_Written problem_:
Show every line in the records below that contains the word "POSITION".

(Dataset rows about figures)
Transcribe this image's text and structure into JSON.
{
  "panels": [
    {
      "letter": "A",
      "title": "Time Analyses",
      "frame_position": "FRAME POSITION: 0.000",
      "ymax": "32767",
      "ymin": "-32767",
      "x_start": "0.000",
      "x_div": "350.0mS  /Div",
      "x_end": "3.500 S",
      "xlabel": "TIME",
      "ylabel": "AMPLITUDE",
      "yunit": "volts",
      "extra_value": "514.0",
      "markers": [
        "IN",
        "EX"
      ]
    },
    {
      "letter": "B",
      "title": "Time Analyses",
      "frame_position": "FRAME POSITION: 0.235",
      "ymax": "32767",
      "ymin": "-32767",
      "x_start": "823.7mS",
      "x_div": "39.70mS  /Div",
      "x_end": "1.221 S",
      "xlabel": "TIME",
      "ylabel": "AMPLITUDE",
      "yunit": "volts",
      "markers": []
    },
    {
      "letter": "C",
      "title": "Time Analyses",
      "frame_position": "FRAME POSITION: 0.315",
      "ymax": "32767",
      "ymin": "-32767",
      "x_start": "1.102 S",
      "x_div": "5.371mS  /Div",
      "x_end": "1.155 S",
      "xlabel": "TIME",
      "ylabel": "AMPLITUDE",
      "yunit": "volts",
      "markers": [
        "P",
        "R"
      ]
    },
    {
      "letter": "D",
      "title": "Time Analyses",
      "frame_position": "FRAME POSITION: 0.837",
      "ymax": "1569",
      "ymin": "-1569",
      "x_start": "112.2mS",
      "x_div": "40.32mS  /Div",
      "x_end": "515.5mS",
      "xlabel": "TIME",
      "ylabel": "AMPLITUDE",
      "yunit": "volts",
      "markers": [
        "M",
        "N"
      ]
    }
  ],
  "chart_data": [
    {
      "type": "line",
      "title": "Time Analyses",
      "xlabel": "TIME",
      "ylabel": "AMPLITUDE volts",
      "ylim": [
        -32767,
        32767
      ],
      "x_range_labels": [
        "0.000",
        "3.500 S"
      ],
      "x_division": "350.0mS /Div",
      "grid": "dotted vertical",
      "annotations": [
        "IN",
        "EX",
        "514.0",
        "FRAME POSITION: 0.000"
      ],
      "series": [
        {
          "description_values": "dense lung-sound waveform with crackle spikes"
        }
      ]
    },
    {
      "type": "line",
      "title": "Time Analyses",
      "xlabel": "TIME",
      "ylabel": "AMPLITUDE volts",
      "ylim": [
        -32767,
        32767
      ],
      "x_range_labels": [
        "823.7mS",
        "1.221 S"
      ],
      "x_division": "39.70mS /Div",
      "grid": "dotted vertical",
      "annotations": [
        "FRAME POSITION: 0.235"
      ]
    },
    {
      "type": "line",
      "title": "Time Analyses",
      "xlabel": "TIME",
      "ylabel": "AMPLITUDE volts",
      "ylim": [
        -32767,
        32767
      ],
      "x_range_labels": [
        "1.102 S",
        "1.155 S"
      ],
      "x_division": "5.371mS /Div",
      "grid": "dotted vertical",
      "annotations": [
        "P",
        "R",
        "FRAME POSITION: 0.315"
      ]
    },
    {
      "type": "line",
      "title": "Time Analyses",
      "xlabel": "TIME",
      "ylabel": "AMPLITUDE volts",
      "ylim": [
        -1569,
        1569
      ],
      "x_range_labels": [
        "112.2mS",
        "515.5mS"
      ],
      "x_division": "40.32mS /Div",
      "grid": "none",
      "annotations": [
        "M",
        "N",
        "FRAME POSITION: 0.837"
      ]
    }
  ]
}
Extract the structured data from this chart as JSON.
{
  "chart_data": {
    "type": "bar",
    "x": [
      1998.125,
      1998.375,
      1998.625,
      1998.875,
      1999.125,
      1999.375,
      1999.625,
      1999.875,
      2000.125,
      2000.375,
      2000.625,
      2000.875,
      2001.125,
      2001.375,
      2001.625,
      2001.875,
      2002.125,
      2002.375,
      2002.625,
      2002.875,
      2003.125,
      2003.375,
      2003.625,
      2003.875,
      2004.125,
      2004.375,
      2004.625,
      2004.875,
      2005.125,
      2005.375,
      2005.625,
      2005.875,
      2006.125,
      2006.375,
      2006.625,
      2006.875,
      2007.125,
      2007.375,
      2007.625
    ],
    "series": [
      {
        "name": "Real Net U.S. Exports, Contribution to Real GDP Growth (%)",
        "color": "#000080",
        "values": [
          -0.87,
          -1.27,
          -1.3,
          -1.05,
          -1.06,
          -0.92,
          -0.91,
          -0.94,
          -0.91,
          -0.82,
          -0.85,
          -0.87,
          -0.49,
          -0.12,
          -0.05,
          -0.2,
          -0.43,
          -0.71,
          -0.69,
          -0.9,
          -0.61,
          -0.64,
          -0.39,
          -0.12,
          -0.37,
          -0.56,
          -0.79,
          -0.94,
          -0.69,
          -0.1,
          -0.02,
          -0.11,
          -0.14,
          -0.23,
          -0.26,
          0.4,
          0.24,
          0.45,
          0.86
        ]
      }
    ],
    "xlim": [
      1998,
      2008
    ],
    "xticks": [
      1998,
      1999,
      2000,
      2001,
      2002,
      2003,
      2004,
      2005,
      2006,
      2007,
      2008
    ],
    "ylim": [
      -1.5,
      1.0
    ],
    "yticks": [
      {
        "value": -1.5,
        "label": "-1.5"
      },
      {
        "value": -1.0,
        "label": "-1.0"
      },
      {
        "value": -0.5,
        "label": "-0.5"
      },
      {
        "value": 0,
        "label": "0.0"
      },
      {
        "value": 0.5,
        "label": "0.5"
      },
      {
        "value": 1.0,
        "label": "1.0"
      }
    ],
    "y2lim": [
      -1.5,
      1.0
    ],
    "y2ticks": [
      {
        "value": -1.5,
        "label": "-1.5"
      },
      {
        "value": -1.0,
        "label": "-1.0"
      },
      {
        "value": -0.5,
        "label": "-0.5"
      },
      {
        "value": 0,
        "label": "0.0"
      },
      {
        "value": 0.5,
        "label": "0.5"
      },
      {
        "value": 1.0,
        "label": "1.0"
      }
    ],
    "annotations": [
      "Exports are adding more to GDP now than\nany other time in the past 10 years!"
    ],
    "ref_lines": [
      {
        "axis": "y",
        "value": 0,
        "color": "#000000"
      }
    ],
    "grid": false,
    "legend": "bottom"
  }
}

_Solution for this exercise_:
      "frame_position": "FRAME POSITION: 0.000",
      "frame_position": "FRAME POSITION: 0.235",
      "frame_position": "FRAME POSITION: 0.315",
      "frame_position": "FRAME POSITION: 0.837",
        "FRAME POSITION: 0.000"
        "FRAME POSITION: 0.235"
        "FRAME POSITION: 0.315"
        "FRAME POSITION: 0.837"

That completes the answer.